### Set problem
In the listing below, find every line containing "performed" and copy it out.
═══ Records supplied ═══
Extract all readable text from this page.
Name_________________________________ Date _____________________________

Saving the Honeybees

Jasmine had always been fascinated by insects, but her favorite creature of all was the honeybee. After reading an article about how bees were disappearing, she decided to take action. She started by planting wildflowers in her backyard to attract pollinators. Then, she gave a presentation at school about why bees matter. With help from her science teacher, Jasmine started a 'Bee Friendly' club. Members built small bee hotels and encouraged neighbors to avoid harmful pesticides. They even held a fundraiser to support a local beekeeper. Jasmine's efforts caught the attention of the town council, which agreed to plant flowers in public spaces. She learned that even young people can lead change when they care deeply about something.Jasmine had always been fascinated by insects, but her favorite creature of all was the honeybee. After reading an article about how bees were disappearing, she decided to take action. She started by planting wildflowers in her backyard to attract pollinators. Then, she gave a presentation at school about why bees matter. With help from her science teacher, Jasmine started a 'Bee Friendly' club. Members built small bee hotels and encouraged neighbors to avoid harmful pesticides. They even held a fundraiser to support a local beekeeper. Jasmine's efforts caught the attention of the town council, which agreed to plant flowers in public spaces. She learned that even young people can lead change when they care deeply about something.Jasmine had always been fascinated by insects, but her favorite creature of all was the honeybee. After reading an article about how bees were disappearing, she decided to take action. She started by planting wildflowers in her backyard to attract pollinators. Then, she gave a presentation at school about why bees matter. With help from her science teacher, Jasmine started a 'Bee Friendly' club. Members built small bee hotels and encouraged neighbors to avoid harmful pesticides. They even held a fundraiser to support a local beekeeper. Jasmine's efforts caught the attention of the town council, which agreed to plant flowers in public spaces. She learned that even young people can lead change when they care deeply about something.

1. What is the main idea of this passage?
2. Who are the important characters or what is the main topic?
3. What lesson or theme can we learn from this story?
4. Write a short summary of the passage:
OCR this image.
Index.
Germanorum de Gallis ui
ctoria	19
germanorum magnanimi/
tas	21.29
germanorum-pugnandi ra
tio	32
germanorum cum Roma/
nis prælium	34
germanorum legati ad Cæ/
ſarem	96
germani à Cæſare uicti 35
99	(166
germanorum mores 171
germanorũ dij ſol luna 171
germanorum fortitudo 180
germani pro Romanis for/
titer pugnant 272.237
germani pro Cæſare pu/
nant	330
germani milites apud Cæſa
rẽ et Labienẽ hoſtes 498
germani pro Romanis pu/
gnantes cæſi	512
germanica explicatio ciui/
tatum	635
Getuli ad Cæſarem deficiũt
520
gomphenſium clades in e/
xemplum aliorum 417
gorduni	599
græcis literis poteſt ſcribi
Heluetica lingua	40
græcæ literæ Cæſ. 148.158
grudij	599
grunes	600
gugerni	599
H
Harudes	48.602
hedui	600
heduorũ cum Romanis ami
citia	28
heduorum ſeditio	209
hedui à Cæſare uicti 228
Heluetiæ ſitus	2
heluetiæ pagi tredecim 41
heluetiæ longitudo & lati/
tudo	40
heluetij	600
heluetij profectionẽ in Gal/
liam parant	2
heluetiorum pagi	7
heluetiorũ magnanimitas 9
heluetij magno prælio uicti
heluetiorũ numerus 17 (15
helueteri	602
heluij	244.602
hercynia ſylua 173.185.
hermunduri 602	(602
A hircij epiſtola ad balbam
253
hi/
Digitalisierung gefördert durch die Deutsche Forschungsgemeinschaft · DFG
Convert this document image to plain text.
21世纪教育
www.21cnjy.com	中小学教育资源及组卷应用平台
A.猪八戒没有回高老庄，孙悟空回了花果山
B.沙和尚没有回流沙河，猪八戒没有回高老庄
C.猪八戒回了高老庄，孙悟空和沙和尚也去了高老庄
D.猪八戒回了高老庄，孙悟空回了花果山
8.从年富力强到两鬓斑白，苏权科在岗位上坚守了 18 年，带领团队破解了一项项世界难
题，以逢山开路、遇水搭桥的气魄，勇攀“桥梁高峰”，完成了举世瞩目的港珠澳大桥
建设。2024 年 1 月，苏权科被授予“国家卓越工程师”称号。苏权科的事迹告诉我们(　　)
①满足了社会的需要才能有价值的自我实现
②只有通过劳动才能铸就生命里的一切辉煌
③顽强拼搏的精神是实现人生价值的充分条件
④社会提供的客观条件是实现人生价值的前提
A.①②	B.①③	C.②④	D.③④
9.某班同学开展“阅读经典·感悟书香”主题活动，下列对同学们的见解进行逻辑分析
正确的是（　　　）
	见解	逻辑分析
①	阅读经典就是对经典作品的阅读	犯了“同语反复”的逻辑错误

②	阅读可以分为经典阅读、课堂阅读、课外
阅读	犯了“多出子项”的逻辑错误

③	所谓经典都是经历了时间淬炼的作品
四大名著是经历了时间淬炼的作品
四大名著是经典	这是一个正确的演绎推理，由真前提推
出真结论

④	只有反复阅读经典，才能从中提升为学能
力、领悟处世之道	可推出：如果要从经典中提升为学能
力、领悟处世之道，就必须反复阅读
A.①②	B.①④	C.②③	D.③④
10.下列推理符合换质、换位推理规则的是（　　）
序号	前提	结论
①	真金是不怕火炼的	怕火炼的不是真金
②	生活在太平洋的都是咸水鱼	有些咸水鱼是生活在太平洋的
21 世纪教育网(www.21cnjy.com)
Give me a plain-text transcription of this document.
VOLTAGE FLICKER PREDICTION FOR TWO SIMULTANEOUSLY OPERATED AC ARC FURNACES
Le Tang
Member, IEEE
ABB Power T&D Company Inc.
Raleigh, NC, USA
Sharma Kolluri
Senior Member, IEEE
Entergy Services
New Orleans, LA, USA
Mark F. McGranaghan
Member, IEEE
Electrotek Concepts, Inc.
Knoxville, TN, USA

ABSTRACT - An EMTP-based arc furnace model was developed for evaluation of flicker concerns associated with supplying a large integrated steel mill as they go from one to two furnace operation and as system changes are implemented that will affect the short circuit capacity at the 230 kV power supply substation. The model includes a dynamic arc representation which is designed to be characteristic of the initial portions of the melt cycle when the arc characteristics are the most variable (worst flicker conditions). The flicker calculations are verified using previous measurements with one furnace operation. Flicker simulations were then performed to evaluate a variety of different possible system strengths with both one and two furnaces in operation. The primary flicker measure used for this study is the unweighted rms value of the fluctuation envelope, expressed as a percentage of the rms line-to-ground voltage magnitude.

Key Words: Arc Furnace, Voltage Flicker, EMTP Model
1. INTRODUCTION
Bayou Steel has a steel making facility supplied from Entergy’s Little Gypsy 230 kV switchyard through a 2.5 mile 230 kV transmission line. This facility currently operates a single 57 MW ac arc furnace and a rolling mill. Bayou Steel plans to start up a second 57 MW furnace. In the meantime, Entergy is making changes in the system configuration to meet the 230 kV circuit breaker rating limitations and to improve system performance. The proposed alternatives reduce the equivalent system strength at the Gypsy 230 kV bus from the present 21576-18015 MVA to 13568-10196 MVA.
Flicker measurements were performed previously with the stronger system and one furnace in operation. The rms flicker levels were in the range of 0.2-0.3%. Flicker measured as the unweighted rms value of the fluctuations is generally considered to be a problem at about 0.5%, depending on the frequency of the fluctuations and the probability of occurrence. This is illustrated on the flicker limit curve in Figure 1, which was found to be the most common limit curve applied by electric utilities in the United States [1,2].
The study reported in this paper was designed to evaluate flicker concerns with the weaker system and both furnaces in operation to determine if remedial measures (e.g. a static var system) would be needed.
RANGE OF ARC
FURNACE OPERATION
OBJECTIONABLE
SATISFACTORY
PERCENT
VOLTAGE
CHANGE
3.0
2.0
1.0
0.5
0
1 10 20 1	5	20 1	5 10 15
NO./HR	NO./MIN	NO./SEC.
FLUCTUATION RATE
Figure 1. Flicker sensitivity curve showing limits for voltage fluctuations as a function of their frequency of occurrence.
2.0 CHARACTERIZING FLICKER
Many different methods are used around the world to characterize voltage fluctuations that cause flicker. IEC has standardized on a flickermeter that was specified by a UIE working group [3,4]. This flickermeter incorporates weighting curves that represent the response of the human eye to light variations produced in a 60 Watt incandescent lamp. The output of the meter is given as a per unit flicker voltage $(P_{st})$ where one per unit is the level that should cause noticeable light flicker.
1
═══
### Answer to this problem
ABSTRACT - An EMTP-based arc furnace model was developed for evaluation of flicker concerns associated with supplying a large integrated steel mill as they go from one to two furnace operation and as system changes are implemented that will affect the short circuit capacity at the 230 kV power supply substation. The model includes a dynamic arc representation which is designed to be characteristic of the initial portions of the melt cycle when the arc characteristics are the most variable (worst flicker conditions). The flicker calculations are verified using previous measurements with one furnace operation. Flicker simulations were then performed to evaluate a variety of different possible system strengths with both one and two furnaces in operation. The primary flicker measure used for this study is the unweighted rms value of the fluctuation envelope, expressed as a percentage of the rms line-to-ground voltage magnitude.
Flicker measurements were performed previously with the stronger system and one furnace in operation. The rms flicker levels were in the range of 0.2-0.3%. Flicker measured as the unweighted rms value of the fluctuations is generally considered to be a problem at about 0.5%, depending on the frequency of the fluctuations and the probability of occurrence. This is illustrated on the flicker limit curve in Figure 1, which was found to be the most common limit curve applied by electric utilities in the United States [1,2].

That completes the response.